- **Requirements**: Produce the listing below again, exactly as shown.

══════

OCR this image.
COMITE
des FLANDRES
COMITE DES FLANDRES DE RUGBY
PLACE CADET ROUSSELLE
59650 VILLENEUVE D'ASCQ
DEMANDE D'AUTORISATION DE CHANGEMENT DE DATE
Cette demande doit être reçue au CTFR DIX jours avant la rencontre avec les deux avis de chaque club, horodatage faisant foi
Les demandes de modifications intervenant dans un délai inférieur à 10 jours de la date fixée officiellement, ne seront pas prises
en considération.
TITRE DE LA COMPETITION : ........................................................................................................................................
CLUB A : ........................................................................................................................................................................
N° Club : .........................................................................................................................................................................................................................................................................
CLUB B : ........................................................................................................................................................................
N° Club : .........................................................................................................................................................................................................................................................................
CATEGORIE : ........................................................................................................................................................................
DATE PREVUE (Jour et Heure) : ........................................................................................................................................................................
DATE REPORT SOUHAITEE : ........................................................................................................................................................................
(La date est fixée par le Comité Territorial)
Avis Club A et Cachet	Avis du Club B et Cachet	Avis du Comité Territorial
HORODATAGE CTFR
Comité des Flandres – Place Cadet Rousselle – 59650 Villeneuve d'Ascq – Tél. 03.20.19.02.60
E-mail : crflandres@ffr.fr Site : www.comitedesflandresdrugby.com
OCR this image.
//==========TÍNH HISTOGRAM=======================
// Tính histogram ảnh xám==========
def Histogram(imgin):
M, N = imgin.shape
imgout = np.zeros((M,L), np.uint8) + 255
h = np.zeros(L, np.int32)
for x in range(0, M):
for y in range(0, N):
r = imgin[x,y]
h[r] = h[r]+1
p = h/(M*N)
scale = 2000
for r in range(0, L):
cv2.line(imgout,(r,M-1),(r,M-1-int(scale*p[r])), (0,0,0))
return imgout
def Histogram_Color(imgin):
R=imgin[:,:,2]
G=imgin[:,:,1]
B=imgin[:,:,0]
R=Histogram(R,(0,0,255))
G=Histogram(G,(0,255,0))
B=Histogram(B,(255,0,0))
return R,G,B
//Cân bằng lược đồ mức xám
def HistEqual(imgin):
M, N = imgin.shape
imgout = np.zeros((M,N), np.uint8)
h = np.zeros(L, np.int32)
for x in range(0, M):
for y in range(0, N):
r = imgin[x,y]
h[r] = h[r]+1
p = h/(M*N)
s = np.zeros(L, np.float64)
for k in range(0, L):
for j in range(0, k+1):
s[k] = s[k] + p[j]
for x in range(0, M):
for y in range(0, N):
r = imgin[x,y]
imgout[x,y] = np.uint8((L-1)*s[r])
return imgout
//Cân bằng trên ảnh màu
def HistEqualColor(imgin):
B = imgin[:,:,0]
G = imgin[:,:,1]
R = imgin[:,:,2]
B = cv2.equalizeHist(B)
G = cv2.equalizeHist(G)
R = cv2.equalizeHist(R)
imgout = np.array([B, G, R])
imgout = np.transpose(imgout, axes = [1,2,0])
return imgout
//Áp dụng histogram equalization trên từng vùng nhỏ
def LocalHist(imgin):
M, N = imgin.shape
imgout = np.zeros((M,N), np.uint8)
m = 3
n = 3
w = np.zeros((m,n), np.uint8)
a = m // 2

══════

- **The reply**:
OCR this image.
COMITE
des FLANDRES
COMITE DES FLANDRES DE RUGBY
PLACE CADET ROUSSELLE
59650 VILLENEUVE D'ASCQ
DEMANDE D'AUTORISATION DE CHANGEMENT DE DATE
Cette demande doit être reçue au CTFR DIX jours avant la rencontre avec les deux avis de chaque club, horodatage faisant foi
Les demandes de modifications intervenant dans un délai inférieur à 10 jours de la date fixée officiellement, ne seront pas prises
en considération.
TITRE DE LA COMPETITION : ........................................................................................................................................
CLUB A : ........................................................................................................................................................................
N° Club : .........................................................................................................................................................................................................................................................................
CLUB B : ........................................................................................................................................................................
N° Club : .........................................................................................................................................................................................................................................................................
CATEGORIE : ........................................................................................................................................................................
DATE PREVUE (Jour et Heure) : ........................................................................................................................................................................
DATE REPORT SOUHAITEE : ........................................................................................................................................................................
(La date est fixée par le Comité Territorial)
Avis Club A et Cachet	Avis du Club B et Cachet	Avis du Comité Territorial
HORODATAGE CTFR
Comité des Flandres – Place Cadet Rousselle – 59650 Villeneuve d'Ascq – Tél. 03.20.19.02.60
E-mail : crflandres@ffr.fr Site : www.comitedesflandresdrugby.com
OCR this image.
//==========TÍNH HISTOGRAM=======================
// Tính histogram ảnh xám==========
def Histogram(imgin):
M, N = imgin.shape
imgout = np.zeros((M,L), np.uint8) + 255
h = np.zeros(L, np.int32)
for x in range(0, M):
for y in range(0, N):
r = imgin[x,y]
h[r] = h[r]+1
p = h/(M*N)
scale = 2000
for r in range(0, L):
cv2.line(imgout,(r,M-1),(r,M-1-int(scale*p[r])), (0,0,0))
return imgout
def Histogram_Color(imgin):
R=imgin[:,:,2]
G=imgin[:,:,1]
B=imgin[:,:,0]
R=Histogram(R,(0,0,255))
G=Histogram(G,(0,255,0))
B=Histogram(B,(255,0,0))
return R,G,B
//Cân bằng lược đồ mức xám
def HistEqual(imgin):
M, N = imgin.shape
imgout = np.zeros((M,N), np.uint8)
h = np.zeros(L, np.int32)
for x in range(0, M):
for y in range(0, N):
r = imgin[x,y]
h[r] = h[r]+1
p = h/(M*N)
s = np.zeros(L, np.float64)
for k in range(0, L):
for j in range(0, k+1):
s[k] = s[k] + p[j]
for x in range(0, M):
for y in range(0, N):
r = imgin[x,y]
imgout[x,y] = np.uint8((L-1)*s[r])
return imgout
//Cân bằng trên ảnh màu
def HistEqualColor(imgin):
B = imgin[:,:,0]
G = imgin[:,:,1]
R = imgin[:,:,2]
B = cv2.equalizeHist(B)
G = cv2.equalizeHist(G)
R = cv2.equalizeHist(R)
imgout = np.array([B, G, R])
imgout = np.transpose(imgout, axes = [1,2,0])
return imgout
//Áp dụng histogram equalization trên từng vùng nhỏ
def LocalHist(imgin):
M, N = imgin.shape
imgout = np.zeros((M,N), np.uint8)
m = 3
n = 3
w = np.zeros((m,n), np.uint8)
a = m // 2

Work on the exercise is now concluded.